◆ To do ◆
Copy every line of the records below word for word, and leave the pictures out.

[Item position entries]
-- -- --

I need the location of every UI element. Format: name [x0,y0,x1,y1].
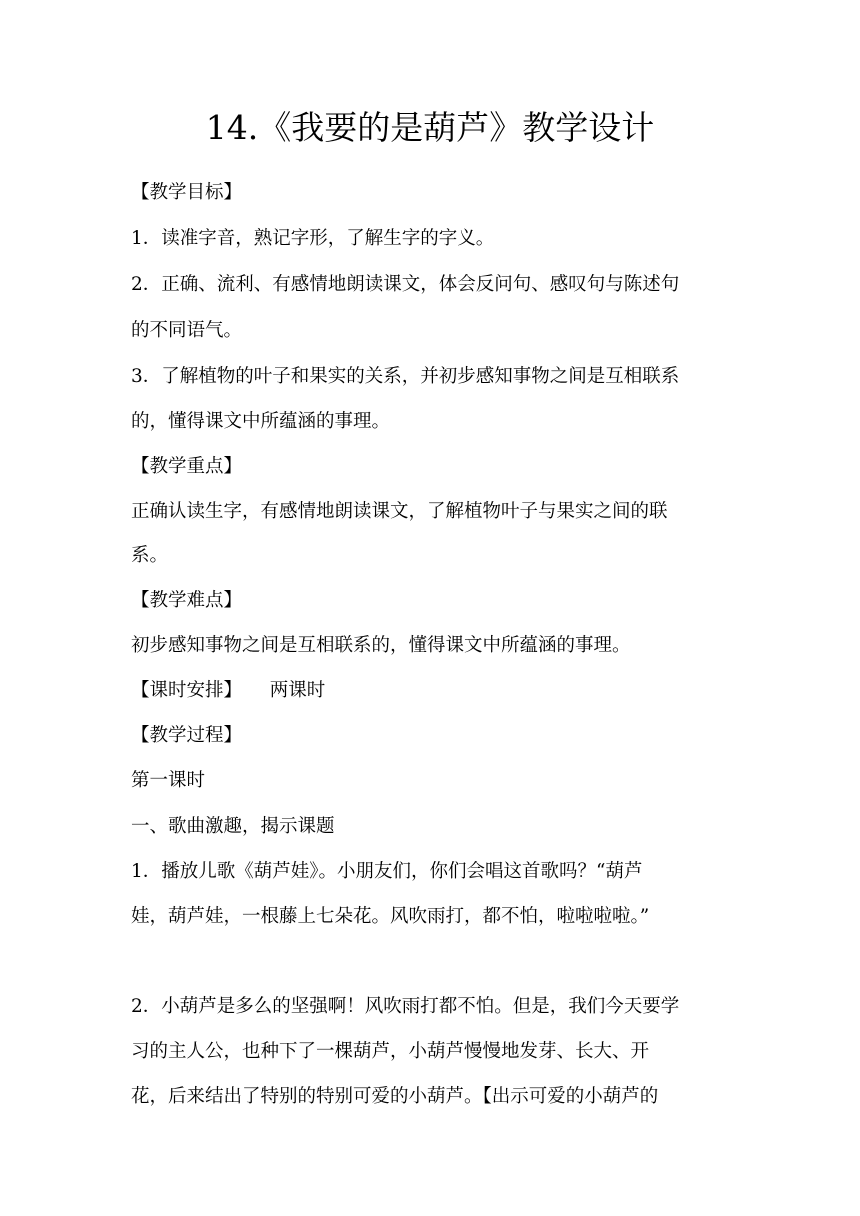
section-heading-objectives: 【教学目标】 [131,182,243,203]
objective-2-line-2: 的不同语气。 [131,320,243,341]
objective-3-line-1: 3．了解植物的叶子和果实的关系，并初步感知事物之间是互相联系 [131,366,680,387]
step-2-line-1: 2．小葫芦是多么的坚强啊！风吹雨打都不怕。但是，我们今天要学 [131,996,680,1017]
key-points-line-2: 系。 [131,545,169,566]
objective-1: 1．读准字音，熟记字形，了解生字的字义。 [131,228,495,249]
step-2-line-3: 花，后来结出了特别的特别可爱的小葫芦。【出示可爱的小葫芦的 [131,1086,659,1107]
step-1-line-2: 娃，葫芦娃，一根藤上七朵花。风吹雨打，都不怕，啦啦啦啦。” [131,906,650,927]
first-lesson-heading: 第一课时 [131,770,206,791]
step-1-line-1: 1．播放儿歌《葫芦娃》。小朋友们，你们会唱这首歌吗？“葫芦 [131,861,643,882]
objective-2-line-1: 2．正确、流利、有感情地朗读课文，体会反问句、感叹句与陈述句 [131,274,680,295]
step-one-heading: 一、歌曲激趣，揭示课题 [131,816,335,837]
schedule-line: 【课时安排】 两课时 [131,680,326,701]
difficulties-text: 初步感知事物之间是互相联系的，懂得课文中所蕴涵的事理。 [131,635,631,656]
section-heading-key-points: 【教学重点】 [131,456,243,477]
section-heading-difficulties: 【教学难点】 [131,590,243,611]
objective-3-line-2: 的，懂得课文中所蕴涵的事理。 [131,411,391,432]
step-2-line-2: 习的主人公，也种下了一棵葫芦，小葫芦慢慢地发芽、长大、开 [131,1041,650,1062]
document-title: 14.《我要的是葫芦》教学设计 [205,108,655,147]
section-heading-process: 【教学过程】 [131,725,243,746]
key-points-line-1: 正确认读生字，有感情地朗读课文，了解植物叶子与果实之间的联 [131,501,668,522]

-- -- --

◆ Answer to this exercise ◆
I need the location of every UI element. Format: name [x0,y0,x1,y1].
section-heading-objectives: 【教学目标】 [131,182,243,203]
objective-2-line-2: 的不同语气。 [131,320,243,341]
objective-3-line-1: 3．了解植物的叶子和果实的关系，并初步感知事物之间是互相联系 [131,366,680,387]
step-2-line-1: 2．小葫芦是多么的坚强啊！风吹雨打都不怕。但是，我们今天要学 [131,996,680,1017]
key-points-line-2: 系。 [131,545,169,566]
objective-1: 1．读准字音，熟记字形，了解生字的字义。 [131,228,495,249]
step-2-line-3: 花，后来结出了特别的特别可爱的小葫芦。【出示可爱的小葫芦的 [131,1086,659,1107]
step-1-line-2: 娃，葫芦娃，一根藤上七朵花。风吹雨打，都不怕，啦啦啦啦。” [131,906,650,927]
first-lesson-heading: 第一课时 [131,770,206,791]
step-1-line-1: 1．播放儿歌《葫芦娃》。小朋友们，你们会唱这首歌吗？“葫芦 [131,861,643,882]
objective-2-line-1: 2．正确、流利、有感情地朗读课文，体会反问句、感叹句与陈述句 [131,274,680,295]
step-one-heading: 一、歌曲激趣，揭示课题 [131,816,335,837]
schedule-line: 【课时安排】 两课时 [131,680,326,701]
difficulties-text: 初步感知事物之间是互相联系的，懂得课文中所蕴涵的事理。 [131,635,631,656]
section-heading-key-points: 【教学重点】 [131,456,243,477]
section-heading-difficulties: 【教学难点】 [131,590,243,611]
objective-3-line-2: 的，懂得课文中所蕴涵的事理。 [131,411,391,432]
step-2-line-2: 习的主人公，也种下了一棵葫芦，小葫芦慢慢地发芽、长大、开 [131,1041,650,1062]
document-title: 14.《我要的是葫芦》教学设计 [205,108,655,147]
section-heading-process: 【教学过程】 [131,725,243,746]
key-points-line-1: 正确认读生字，有感情地朗读课文，了解植物叶子与果实之间的联 [131,501,668,522]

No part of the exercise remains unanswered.